_Data provided_.
>> begin
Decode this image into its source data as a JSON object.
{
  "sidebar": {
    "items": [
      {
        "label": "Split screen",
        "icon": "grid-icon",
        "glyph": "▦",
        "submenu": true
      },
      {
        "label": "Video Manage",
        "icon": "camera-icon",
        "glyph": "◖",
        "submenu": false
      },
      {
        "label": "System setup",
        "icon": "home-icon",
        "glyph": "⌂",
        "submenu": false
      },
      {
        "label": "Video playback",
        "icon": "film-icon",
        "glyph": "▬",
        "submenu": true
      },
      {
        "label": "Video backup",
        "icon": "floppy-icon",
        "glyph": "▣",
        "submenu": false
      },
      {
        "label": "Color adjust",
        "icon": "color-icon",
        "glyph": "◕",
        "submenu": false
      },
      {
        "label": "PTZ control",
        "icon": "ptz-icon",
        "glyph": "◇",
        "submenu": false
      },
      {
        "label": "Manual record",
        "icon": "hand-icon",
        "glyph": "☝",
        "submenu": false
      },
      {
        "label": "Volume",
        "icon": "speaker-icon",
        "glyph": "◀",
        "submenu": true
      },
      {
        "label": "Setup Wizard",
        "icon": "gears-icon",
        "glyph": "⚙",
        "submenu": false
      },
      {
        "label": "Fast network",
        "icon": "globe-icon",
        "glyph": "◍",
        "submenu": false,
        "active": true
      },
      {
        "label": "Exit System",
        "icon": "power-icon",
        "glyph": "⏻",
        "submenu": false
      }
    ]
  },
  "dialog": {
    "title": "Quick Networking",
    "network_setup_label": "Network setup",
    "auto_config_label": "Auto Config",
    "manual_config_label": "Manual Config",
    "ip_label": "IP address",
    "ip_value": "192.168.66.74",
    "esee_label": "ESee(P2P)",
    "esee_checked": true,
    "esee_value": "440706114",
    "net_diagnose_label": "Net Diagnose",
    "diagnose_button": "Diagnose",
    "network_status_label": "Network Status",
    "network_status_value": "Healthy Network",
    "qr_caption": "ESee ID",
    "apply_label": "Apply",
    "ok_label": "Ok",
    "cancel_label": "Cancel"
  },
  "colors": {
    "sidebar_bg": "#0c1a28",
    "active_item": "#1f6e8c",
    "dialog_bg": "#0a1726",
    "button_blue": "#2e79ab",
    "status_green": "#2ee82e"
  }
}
>> end
_Your objective_.
Exactly as shown, repeat every record.

_Task output_.
Decode this image into its source data as a JSON object.
{
  "sidebar": {
    "items": [
      {
        "label": "Split screen",
        "icon": "grid-icon",
        "glyph": "▦",
        "submenu": true
      },
      {
        "label": "Video Manage",
        "icon": "camera-icon",
        "glyph": "◖",
        "submenu": false
      },
      {
        "label": "System setup",
        "icon": "home-icon",
        "glyph": "⌂",
        "submenu": false
      },
      {
        "label": "Video playback",
        "icon": "film-icon",
        "glyph": "▬",
        "submenu": true
      },
      {
        "label": "Video backup",
        "icon": "floppy-icon",
        "glyph": "▣",
        "submenu": false
      },
      {
        "label": "Color adjust",
        "icon": "color-icon",
        "glyph": "◕",
        "submenu": false
      },
      {
        "label": "PTZ control",
        "icon": "ptz-icon",
        "glyph": "◇",
        "submenu": false
      },
      {
        "label": "Manual record",
        "icon": "hand-icon",
        "glyph": "☝",
        "submenu": false
      },
      {
        "label": "Volume",
        "icon": "speaker-icon",
        "glyph": "◀",
        "submenu": true
      },
      {
        "label": "Setup Wizard",
        "icon": "gears-icon",
        "glyph": "⚙",
        "submenu": false
      },
      {
        "label": "Fast network",
        "icon": "globe-icon",
        "glyph": "◍",
        "submenu": false,
        "active": true
      },
      {
        "label": "Exit System",
        "icon": "power-icon",
        "glyph": "⏻",
        "submenu": false
      }
    ]
  },
  "dialog": {
    "title": "Quick Networking",
    "network_setup_label": "Network setup",
    "auto_config_label": "Auto Config",
    "manual_config_label": "Manual Config",
    "ip_label": "IP address",
    "ip_value": "192.168.66.74",
    "esee_label": "ESee(P2P)",
    "esee_checked": true,
    "esee_value": "440706114",
    "net_diagnose_label": "Net Diagnose",
    "diagnose_button": "Diagnose",
    "network_status_label": "Network Status",
    "network_status_value": "Healthy Network",
    "qr_caption": "ESee ID",
    "apply_label": "Apply",
    "ok_label": "Ok",
    "cancel_label": "Cancel"
  },
  "colors": {
    "sidebar_bg": "#0c1a28",
    "active_item": "#1f6e8c",
    "dialog_bg": "#0a1726",
    "button_blue": "#2e79ab",
    "status_green": "#2ee82e"
  }
}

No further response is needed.